§ RECORD EXCERPTS:

[Start]

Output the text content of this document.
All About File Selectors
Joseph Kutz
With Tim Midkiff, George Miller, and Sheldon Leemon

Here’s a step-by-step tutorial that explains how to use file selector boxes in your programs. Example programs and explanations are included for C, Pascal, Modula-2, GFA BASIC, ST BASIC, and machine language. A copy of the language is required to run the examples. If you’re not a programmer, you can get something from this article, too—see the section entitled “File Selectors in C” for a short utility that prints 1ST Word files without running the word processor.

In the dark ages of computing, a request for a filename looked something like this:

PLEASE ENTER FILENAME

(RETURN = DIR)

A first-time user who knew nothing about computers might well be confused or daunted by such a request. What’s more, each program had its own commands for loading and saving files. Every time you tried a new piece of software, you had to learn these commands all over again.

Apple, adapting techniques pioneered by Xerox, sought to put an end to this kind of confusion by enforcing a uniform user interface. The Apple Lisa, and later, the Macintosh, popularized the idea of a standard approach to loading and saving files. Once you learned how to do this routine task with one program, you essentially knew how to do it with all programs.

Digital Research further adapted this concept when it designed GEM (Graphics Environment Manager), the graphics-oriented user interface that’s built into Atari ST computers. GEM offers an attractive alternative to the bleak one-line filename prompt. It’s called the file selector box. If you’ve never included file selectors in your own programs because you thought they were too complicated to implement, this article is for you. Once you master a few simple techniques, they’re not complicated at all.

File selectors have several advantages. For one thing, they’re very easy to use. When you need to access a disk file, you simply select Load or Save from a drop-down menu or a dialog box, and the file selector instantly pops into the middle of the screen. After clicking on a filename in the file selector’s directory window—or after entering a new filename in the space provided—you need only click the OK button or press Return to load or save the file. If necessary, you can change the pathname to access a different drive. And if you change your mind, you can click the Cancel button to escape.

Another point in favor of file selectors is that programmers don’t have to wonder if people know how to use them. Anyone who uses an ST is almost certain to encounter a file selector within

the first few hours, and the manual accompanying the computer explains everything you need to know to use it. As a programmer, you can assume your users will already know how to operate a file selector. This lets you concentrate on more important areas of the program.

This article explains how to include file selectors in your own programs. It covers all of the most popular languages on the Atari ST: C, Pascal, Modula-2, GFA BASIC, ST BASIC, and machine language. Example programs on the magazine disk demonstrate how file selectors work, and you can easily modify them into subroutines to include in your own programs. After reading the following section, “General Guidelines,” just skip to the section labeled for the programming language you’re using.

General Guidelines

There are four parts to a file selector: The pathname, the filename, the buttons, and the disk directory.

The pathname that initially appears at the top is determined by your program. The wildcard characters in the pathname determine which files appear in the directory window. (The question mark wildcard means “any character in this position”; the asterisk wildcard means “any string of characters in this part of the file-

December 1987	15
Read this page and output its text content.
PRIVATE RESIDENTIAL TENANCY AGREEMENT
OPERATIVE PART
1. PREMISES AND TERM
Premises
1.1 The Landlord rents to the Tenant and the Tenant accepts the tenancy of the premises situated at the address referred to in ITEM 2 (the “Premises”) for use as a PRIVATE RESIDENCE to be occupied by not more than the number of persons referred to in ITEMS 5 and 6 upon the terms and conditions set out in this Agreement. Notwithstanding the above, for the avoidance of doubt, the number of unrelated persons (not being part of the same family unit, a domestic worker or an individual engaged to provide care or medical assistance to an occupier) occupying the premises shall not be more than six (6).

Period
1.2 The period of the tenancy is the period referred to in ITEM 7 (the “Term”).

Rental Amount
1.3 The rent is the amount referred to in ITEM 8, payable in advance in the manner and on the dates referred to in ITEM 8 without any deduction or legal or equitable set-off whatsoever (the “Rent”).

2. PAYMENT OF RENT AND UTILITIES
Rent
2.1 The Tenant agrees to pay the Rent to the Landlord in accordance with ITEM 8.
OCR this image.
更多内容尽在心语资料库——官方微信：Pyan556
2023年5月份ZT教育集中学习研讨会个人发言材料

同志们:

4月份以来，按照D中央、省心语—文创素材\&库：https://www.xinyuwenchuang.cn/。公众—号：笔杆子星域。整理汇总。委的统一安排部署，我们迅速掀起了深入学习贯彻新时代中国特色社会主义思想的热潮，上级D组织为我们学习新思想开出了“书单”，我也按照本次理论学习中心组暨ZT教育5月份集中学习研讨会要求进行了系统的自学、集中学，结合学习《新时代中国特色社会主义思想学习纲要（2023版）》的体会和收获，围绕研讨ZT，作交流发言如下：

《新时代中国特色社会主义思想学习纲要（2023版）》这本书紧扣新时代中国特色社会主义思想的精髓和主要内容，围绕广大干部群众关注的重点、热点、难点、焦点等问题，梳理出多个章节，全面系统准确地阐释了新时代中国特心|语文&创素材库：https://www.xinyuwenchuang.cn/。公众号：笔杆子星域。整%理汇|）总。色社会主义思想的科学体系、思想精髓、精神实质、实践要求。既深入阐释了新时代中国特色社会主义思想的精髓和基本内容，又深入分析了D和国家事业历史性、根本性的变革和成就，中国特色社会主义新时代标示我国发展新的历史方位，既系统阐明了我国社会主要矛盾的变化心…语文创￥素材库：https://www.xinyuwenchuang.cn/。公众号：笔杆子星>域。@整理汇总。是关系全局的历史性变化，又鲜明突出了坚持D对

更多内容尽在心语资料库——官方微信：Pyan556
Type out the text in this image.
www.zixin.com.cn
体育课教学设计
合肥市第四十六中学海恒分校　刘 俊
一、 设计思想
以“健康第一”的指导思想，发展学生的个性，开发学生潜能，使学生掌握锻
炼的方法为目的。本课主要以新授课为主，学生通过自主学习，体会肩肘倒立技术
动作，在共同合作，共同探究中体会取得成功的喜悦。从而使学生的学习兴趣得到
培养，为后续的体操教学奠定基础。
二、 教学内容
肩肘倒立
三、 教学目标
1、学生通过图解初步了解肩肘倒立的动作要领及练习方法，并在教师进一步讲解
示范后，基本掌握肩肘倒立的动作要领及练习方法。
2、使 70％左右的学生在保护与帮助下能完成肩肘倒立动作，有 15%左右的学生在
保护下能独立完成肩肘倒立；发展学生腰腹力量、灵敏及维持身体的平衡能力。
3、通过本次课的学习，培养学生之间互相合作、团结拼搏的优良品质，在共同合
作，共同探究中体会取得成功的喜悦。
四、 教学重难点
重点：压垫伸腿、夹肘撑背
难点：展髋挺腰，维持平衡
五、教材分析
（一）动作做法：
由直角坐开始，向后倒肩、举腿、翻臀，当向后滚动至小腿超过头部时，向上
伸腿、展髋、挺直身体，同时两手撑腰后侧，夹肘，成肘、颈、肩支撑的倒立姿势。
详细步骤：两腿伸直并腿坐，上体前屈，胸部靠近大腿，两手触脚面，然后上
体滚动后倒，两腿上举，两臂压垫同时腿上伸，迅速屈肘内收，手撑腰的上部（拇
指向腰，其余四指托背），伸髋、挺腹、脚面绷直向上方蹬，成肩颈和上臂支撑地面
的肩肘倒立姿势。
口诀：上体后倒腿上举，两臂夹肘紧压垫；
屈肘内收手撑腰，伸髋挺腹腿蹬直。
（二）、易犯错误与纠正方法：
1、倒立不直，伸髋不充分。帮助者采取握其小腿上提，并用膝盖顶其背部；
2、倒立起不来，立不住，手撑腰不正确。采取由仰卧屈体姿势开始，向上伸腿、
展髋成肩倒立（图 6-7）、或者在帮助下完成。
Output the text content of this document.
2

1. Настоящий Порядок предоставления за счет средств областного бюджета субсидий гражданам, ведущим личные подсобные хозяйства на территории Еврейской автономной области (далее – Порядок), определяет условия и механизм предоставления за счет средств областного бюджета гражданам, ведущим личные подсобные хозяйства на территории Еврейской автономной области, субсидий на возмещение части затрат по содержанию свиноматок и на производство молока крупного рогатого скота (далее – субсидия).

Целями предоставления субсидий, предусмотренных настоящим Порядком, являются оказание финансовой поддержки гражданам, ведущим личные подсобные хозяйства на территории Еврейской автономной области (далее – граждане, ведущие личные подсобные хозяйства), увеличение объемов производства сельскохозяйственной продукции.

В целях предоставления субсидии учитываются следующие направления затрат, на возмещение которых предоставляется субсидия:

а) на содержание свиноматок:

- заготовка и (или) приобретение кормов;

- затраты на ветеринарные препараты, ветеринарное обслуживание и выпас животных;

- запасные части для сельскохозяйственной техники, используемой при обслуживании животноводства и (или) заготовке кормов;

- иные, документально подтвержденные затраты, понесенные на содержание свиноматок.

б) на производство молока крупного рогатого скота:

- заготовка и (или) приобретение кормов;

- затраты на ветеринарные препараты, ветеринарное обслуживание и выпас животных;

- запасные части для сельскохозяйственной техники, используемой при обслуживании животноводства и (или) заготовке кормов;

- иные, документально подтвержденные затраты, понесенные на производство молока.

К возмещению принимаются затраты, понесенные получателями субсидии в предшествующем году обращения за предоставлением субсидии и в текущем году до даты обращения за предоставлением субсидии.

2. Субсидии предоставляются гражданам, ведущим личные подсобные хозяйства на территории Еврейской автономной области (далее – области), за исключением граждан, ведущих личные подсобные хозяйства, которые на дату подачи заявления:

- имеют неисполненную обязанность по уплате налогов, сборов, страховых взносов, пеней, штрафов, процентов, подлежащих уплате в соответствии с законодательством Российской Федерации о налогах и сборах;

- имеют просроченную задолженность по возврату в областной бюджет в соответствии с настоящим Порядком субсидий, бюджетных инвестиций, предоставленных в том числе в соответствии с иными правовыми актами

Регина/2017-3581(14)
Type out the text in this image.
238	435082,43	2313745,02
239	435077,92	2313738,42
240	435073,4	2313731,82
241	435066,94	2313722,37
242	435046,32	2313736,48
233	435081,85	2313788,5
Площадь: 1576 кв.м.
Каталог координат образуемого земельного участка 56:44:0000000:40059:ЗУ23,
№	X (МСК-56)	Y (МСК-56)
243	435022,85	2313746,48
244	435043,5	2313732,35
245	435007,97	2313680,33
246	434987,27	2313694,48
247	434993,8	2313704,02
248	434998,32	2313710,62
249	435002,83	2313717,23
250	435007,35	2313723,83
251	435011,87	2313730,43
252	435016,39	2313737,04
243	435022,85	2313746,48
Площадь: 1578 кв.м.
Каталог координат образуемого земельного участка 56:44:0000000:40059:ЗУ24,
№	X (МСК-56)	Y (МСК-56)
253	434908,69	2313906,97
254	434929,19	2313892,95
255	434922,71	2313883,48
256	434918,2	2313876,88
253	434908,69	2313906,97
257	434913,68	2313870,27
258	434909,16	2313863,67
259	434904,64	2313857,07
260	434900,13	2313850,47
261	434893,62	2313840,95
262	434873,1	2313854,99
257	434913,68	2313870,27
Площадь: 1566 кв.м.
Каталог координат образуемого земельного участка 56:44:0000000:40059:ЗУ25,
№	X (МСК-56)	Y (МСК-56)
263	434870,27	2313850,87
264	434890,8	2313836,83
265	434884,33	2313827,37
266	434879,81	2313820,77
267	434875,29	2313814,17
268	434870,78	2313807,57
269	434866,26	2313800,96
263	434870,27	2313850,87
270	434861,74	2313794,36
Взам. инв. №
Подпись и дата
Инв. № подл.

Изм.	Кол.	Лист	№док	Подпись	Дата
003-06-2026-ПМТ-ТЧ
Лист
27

[End]

§ SHORT PROBLEM: Write down every line of the data above that includes the string "возмещение".

§ EXERCISE OUTPUT:
1. Настоящий Порядок предоставления за счет средств областного бюджета субсидий гражданам, ведущим личные подсобные хозяйства на территории Еврейской автономной области (далее – Порядок), определяет условия и механизм предоставления за счет средств областного бюджета гражданам, ведущим личные подсобные хозяйства на территории Еврейской автономной области, субсидий на возмещение части затрат по содержанию свиноматок и на производство молока крупного рогатого скота (далее – субсидия).
В целях предоставления субсидии учитываются следующие направления затрат, на возмещение которых предоставляется субсидия:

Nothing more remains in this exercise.